DESCRIPTION OF THE TASK: Write the records out again, keeping each line exactly as it is.

RECORDS FOR PROCESSING:

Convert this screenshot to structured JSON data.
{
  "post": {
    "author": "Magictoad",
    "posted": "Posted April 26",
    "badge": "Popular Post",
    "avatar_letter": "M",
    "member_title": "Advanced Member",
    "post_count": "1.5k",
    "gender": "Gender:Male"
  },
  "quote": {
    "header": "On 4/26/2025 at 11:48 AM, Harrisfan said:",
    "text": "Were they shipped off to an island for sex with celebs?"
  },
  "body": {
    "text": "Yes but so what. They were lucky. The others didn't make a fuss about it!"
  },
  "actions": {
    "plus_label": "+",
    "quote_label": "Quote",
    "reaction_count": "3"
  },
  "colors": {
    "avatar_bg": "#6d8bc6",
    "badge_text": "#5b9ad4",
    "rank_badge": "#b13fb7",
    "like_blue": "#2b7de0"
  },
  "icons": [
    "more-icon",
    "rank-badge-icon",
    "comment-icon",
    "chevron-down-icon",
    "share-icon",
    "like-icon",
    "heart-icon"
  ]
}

SOLUTION TO THIS TASK:
Convert this screenshot to structured JSON data.
{
  "post": {
    "author": "Magictoad",
    "posted": "Posted April 26",
    "badge": "Popular Post",
    "avatar_letter": "M",
    "member_title": "Advanced Member",
    "post_count": "1.5k",
    "gender": "Gender:Male"
  },
  "quote": {
    "header": "On 4/26/2025 at 11:48 AM, Harrisfan said:",
    "text": "Were they shipped off to an island for sex with celebs?"
  },
  "body": {
    "text": "Yes but so what. They were lucky. The others didn't make a fuss about it!"
  },
  "actions": {
    "plus_label": "+",
    "quote_label": "Quote",
    "reaction_count": "3"
  },
  "colors": {
    "avatar_bg": "#6d8bc6",
    "badge_text": "#5b9ad4",
    "rank_badge": "#b13fb7",
    "like_blue": "#2b7de0"
  },
  "icons": [
    "more-icon",
    "rank-badge-icon",
    "comment-icon",
    "chevron-down-icon",
    "share-icon",
    "like-icon",
    "heart-icon"
  ]
}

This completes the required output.